_WORK TO BE COMPLETED_
Extract every entry word for word. Skip the pictures.

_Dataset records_

· · ·

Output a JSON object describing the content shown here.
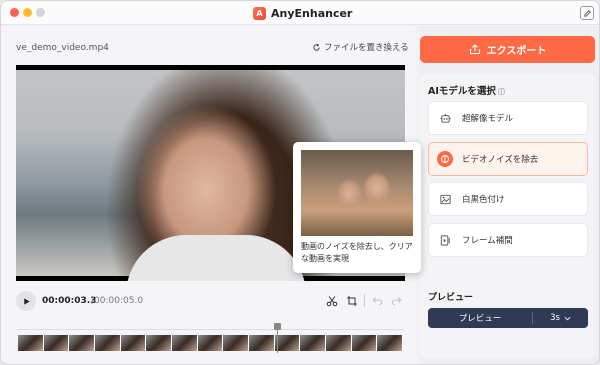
{
  "app": {
    "title": "AnyEnhancer",
    "logo_glyph": "A"
  },
  "colors": {
    "accent": "#ff6a45",
    "preview_bar": "#2f3a55",
    "active_bg": "#fff3ee"
  },
  "left": {
    "filename": "ve_demo_video.mp4",
    "replace_label": "ファイルを置き換える",
    "time_current": "00:00:03.3",
    "time_total": "/00:00:05.0"
  },
  "right": {
    "export_label": "エクスポート",
    "model_heading": "AIモデルを選択",
    "models": [
      {
        "label": "超解像モデル",
        "icon": "robot-icon"
      },
      {
        "label": "ビデオノイズを除去",
        "icon": "denoise-icon"
      },
      {
        "label": "白黒色付け",
        "icon": "colorize-icon"
      },
      {
        "label": "フレーム補間",
        "icon": "frame-interp-icon"
      }
    ],
    "preview_heading": "プレビュー",
    "preview_button": "プレビュー",
    "preview_duration": "3s"
  },
  "tooltip": {
    "text": "動画のノイズを除去し、クリアな動画を実現"
  }
}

· · ·

_EXPECTED OUTPUT_
Output a JSON object describing the content shown here.
{
  "app": {
    "title": "AnyEnhancer",
    "logo_glyph": "A"
  },
  "colors": {
    "accent": "#ff6a45",
    "preview_bar": "#2f3a55",
    "active_bg": "#fff3ee"
  },
  "left": {
    "filename": "ve_demo_video.mp4",
    "replace_label": "ファイルを置き換える",
    "time_current": "00:00:03.3",
    "time_total": "/00:00:05.0"
  },
  "right": {
    "export_label": "エクスポート",
    "model_heading": "AIモデルを選択",
    "models": [
      {
        "label": "超解像モデル",
        "icon": "robot-icon"
      },
      {
        "label": "ビデオノイズを除去",
        "icon": "denoise-icon"
      },
      {
        "label": "白黒色付け",
        "icon": "colorize-icon"
      },
      {
        "label": "フレーム補間",
        "icon": "frame-interp-icon"
      }
    ],
    "preview_heading": "プレビュー",
    "preview_button": "プレビュー",
    "preview_duration": "3s"
  },
  "tooltip": {
    "text": "動画のノイズを除去し、クリアな動画を実現"
  }
}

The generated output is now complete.